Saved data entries

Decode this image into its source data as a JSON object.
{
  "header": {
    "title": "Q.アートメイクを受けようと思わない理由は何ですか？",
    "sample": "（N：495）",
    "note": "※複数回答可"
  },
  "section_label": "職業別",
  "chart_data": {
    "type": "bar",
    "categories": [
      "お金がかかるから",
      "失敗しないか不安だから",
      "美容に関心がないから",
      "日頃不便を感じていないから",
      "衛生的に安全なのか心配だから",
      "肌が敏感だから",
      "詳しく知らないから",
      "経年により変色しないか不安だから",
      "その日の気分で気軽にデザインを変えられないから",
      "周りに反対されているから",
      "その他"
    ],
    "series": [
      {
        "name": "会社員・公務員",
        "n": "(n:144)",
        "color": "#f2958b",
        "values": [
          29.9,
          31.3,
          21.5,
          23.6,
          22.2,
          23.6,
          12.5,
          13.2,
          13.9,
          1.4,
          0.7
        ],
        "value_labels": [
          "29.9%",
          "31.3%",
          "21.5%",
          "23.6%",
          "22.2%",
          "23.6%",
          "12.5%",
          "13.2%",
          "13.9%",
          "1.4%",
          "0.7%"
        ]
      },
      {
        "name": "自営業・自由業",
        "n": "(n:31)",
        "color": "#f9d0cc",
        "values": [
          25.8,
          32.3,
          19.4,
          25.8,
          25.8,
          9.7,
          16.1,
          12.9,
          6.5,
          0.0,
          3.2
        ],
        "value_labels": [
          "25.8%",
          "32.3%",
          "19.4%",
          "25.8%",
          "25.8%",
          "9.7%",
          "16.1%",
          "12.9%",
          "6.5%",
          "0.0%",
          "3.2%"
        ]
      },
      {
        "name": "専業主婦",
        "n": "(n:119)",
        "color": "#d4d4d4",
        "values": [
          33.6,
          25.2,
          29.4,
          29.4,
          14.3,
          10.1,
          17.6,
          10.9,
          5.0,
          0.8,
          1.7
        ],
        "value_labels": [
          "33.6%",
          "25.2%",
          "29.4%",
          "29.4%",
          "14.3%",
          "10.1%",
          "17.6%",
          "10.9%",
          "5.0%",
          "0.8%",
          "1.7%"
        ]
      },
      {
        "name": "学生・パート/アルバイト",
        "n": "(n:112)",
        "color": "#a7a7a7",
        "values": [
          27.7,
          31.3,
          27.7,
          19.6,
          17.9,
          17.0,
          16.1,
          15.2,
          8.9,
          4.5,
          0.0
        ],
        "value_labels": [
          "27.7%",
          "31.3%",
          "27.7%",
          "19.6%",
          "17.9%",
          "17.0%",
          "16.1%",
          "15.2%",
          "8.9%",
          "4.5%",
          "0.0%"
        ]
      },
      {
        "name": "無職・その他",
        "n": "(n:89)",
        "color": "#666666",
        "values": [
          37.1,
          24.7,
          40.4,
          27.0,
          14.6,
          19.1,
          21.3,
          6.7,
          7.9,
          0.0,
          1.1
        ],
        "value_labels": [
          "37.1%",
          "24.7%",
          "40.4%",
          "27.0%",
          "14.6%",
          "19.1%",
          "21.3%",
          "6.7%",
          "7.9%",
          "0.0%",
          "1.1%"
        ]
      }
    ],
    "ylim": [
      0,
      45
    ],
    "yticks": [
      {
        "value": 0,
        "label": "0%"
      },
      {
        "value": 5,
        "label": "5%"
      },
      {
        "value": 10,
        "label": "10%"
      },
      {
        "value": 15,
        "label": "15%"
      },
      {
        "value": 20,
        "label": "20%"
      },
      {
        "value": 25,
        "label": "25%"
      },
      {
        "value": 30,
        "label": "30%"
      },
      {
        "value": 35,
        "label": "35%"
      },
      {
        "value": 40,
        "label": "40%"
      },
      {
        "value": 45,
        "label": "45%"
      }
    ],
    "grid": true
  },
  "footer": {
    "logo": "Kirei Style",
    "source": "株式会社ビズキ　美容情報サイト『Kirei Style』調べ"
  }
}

Work to do:
Transcribe the data. Leave every line exactly as it is.

Reply to the exercise:
Decode this image into its source data as a JSON object.
{
  "header": {
    "title": "Q.アートメイクを受けようと思わない理由は何ですか？",
    "sample": "（N：495）",
    "note": "※複数回答可"
  },
  "section_label": "職業別",
  "chart_data": {
    "type": "bar",
    "categories": [
      "お金がかかるから",
      "失敗しないか不安だから",
      "美容に関心がないから",
      "日頃不便を感じていないから",
      "衛生的に安全なのか心配だから",
      "肌が敏感だから",
      "詳しく知らないから",
      "経年により変色しないか不安だから",
      "その日の気分で気軽にデザインを変えられないから",
      "周りに反対されているから",
      "その他"
    ],
    "series": [
      {
        "name": "会社員・公務員",
        "n": "(n:144)",
        "color": "#f2958b",
        "values": [
          29.9,
          31.3,
          21.5,
          23.6,
          22.2,
          23.6,
          12.5,
          13.2,
          13.9,
          1.4,
          0.7
        ],
        "value_labels": [
          "29.9%",
          "31.3%",
          "21.5%",
          "23.6%",
          "22.2%",
          "23.6%",
          "12.5%",
          "13.2%",
          "13.9%",
          "1.4%",
          "0.7%"
        ]
      },
      {
        "name": "自営業・自由業",
        "n": "(n:31)",
        "color": "#f9d0cc",
        "values": [
          25.8,
          32.3,
          19.4,
          25.8,
          25.8,
          9.7,
          16.1,
          12.9,
          6.5,
          0.0,
          3.2
        ],
        "value_labels": [
          "25.8%",
          "32.3%",
          "19.4%",
          "25.8%",
          "25.8%",
          "9.7%",
          "16.1%",
          "12.9%",
          "6.5%",
          "0.0%",
          "3.2%"
        ]
      },
      {
        "name": "専業主婦",
        "n": "(n:119)",
        "color": "#d4d4d4",
        "values": [
          33.6,
          25.2,
          29.4,
          29.4,
          14.3,
          10.1,
          17.6,
          10.9,
          5.0,
          0.8,
          1.7
        ],
        "value_labels": [
          "33.6%",
          "25.2%",
          "29.4%",
          "29.4%",
          "14.3%",
          "10.1%",
          "17.6%",
          "10.9%",
          "5.0%",
          "0.8%",
          "1.7%"
        ]
      },
      {
        "name": "学生・パート/アルバイト",
        "n": "(n:112)",
        "color": "#a7a7a7",
        "values": [
          27.7,
          31.3,
          27.7,
          19.6,
          17.9,
          17.0,
          16.1,
          15.2,
          8.9,
          4.5,
          0.0
        ],
        "value_labels": [
          "27.7%",
          "31.3%",
          "27.7%",
          "19.6%",
          "17.9%",
          "17.0%",
          "16.1%",
          "15.2%",
          "8.9%",
          "4.5%",
          "0.0%"
        ]
      },
      {
        "name": "無職・その他",
        "n": "(n:89)",
        "color": "#666666",
        "values": [
          37.1,
          24.7,
          40.4,
          27.0,
          14.6,
          19.1,
          21.3,
          6.7,
          7.9,
          0.0,
          1.1
        ],
        "value_labels": [
          "37.1%",
          "24.7%",
          "40.4%",
          "27.0%",
          "14.6%",
          "19.1%",
          "21.3%",
          "6.7%",
          "7.9%",
          "0.0%",
          "1.1%"
        ]
      }
    ],
    "ylim": [
      0,
      45
    ],
    "yticks": [
      {
        "value": 0,
        "label": "0%"
      },
      {
        "value": 5,
        "label": "5%"
      },
      {
        "value": 10,
        "label": "10%"
      },
      {
        "value": 15,
        "label": "15%"
      },
      {
        "value": 20,
        "label": "20%"
      },
      {
        "value": 25,
        "label": "25%"
      },
      {
        "value": 30,
        "label": "30%"
      },
      {
        "value": 35,
        "label": "35%"
      },
      {
        "value": 40,
        "label": "40%"
      },
      {
        "value": 45,
        "label": "45%"
      }
    ],
    "grid": true
  },
  "footer": {
    "logo": "Kirei Style",
    "source": "株式会社ビズキ　美容情報サイト『Kirei Style』調べ"
  }
}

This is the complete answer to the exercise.